• [PROBLEM TO SOLVE] Figure out how many lines of the material below contain the word "Household". Answer with the number only.

— BEGIN RECORDS FOR PROCESSING —

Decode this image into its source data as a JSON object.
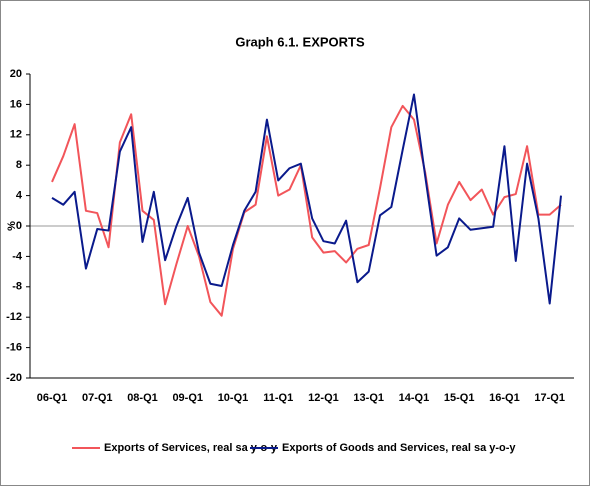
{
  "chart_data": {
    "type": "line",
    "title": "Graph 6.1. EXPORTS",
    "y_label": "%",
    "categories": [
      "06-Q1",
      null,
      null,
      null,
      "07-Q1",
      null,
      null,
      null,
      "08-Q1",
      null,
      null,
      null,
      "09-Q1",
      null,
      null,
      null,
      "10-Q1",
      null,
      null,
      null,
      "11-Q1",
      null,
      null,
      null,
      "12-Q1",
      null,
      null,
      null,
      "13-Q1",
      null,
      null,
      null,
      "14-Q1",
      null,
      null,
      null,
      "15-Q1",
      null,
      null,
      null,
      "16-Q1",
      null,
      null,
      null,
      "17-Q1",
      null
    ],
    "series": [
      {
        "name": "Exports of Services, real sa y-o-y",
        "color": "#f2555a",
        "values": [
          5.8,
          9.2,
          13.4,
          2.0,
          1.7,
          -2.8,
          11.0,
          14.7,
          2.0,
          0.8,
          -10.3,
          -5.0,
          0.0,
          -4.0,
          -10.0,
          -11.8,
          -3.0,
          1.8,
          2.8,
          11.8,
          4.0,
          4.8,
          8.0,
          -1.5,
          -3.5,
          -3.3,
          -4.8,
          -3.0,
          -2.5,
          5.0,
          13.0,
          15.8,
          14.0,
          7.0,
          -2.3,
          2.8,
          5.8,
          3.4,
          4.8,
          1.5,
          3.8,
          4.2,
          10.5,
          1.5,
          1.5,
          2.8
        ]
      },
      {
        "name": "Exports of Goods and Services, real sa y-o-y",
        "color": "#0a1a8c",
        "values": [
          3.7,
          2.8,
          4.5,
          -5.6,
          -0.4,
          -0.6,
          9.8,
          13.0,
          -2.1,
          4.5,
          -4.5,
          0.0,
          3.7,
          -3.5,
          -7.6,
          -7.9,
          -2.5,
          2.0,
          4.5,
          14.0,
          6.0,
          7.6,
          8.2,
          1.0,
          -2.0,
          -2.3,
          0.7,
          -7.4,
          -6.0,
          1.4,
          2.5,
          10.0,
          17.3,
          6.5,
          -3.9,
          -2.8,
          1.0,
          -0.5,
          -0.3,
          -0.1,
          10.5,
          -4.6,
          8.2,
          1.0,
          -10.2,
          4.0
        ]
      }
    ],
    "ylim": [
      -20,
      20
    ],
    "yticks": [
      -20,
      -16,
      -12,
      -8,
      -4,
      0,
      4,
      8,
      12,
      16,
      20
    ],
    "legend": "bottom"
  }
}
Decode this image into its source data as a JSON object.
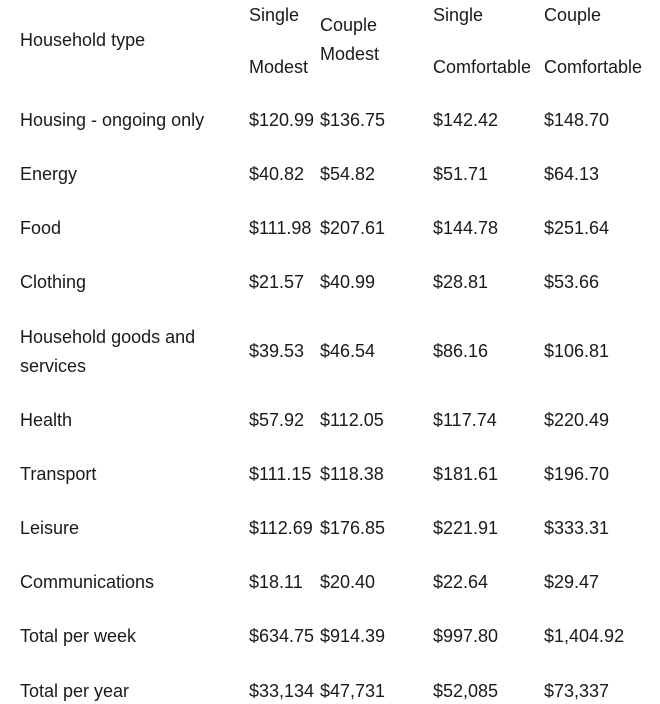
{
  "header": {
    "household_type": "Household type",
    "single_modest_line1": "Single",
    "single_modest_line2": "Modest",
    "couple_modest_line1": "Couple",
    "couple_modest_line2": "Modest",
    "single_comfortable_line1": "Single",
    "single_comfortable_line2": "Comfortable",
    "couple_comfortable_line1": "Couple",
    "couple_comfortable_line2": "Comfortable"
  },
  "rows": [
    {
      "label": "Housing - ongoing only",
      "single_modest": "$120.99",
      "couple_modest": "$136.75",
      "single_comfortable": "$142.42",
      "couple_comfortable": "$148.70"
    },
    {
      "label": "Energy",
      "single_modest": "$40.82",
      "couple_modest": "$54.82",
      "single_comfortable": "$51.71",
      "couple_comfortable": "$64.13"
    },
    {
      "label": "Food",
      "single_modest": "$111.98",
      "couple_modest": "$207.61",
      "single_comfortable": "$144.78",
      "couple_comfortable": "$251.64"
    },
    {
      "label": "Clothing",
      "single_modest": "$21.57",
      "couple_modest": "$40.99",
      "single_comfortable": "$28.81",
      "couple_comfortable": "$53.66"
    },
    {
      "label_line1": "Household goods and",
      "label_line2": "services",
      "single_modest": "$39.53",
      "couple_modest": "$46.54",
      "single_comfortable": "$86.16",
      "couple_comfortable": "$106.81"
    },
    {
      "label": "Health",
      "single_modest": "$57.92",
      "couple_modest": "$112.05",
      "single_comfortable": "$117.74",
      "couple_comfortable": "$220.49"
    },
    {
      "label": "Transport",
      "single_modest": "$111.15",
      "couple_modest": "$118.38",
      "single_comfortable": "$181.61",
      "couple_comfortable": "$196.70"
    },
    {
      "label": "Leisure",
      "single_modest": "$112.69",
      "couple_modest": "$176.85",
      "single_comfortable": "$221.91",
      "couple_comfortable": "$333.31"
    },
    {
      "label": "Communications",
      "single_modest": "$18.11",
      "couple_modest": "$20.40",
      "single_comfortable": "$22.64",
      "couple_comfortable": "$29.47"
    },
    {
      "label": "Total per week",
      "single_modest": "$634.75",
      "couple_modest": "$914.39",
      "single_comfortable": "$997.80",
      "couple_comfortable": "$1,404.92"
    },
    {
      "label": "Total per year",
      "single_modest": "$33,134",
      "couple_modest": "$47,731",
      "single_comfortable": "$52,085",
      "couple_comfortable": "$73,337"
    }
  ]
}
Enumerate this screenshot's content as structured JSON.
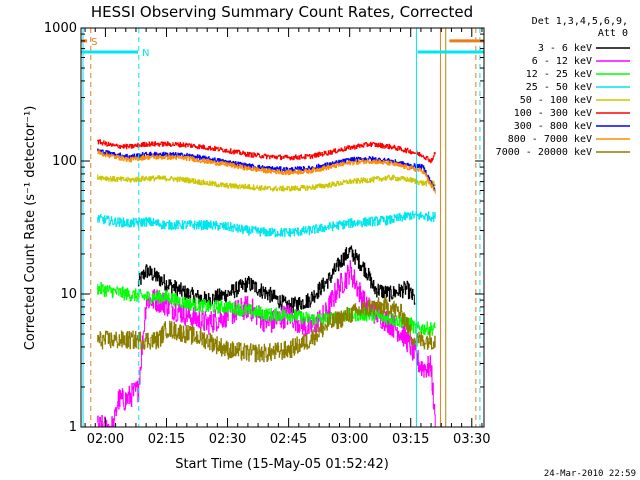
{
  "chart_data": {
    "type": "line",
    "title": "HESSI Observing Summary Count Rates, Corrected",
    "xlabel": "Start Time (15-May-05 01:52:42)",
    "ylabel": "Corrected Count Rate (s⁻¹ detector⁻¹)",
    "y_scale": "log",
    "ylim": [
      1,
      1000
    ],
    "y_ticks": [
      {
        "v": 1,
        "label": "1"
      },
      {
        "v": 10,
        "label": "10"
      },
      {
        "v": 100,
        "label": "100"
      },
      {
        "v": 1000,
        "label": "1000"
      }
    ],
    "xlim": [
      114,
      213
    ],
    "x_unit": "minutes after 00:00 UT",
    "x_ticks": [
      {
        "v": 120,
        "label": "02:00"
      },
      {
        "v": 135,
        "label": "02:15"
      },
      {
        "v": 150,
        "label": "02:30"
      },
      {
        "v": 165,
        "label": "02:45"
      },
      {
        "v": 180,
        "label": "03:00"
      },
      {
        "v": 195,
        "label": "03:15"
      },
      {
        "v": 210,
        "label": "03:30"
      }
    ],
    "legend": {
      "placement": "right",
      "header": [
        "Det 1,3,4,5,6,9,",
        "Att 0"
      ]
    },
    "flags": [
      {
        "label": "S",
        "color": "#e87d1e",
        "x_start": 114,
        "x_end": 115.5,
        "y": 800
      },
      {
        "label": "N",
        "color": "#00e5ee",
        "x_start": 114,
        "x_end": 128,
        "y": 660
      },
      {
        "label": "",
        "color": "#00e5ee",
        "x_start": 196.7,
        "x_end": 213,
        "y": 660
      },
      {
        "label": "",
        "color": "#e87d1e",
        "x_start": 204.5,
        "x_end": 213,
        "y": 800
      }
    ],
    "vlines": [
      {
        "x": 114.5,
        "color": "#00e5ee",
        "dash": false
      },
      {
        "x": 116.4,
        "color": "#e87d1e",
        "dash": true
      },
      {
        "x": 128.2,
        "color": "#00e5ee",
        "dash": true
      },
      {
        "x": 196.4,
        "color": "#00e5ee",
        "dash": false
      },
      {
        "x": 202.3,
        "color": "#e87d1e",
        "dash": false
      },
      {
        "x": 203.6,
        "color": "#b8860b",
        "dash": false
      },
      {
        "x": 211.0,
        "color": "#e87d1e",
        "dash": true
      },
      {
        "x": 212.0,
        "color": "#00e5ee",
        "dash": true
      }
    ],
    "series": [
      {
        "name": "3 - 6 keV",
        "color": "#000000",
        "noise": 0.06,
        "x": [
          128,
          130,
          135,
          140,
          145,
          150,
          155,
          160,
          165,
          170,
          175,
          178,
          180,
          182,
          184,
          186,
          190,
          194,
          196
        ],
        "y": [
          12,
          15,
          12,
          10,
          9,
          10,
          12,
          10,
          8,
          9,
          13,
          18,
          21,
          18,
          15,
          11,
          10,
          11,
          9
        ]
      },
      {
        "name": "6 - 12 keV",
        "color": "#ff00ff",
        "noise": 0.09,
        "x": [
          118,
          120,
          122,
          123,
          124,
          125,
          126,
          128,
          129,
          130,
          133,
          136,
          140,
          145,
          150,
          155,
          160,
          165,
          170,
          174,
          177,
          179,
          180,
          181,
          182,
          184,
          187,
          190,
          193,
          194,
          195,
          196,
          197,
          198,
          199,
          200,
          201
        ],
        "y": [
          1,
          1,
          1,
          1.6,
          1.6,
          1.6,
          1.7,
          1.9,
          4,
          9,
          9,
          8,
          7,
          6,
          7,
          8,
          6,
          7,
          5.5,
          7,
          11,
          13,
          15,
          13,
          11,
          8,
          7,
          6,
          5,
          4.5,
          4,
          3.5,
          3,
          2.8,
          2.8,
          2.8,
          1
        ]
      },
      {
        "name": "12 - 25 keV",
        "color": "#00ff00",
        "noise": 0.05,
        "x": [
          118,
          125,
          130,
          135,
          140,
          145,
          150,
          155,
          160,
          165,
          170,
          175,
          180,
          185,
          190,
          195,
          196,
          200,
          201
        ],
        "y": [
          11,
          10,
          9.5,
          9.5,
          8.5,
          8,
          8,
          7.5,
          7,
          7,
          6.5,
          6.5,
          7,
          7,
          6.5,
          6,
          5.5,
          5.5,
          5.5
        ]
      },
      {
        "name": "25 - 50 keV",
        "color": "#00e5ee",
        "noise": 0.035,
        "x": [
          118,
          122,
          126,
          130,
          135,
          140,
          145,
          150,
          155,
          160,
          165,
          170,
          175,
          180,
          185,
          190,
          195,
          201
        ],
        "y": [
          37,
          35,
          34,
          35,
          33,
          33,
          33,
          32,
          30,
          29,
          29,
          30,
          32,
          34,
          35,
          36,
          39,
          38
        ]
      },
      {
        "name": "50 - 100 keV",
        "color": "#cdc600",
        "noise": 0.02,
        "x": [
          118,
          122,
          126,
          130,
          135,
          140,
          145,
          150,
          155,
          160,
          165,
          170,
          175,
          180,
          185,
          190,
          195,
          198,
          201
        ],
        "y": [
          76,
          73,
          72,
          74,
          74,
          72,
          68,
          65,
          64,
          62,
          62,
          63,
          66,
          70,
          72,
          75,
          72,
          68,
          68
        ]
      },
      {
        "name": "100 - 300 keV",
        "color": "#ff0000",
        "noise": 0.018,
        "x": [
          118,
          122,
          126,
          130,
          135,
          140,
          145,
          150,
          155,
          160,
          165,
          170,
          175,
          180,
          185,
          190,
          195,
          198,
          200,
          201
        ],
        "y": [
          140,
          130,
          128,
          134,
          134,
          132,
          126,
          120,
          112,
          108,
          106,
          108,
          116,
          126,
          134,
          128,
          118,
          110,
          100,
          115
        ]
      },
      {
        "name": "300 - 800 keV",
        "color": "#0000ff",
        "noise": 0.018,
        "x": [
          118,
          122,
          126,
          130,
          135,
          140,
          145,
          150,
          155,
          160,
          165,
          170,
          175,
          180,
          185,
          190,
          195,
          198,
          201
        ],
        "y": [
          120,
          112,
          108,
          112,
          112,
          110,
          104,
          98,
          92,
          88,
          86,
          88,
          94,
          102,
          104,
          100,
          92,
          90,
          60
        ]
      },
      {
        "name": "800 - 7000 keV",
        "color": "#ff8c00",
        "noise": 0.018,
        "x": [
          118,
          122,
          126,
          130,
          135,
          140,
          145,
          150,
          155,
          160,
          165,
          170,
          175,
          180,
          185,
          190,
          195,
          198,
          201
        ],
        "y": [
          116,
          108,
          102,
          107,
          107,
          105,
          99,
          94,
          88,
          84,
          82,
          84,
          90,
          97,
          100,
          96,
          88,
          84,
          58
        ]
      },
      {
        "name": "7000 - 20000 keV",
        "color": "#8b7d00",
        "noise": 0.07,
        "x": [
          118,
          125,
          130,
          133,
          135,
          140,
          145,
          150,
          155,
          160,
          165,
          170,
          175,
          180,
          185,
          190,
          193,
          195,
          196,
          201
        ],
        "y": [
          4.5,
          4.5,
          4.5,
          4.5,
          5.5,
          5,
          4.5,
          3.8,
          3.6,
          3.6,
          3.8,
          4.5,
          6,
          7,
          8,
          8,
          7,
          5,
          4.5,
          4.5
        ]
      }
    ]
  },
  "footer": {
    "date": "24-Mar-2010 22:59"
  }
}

— END RECORDS FOR PROCESSING —

• [ANSWER TO THIS PROBLEM] 2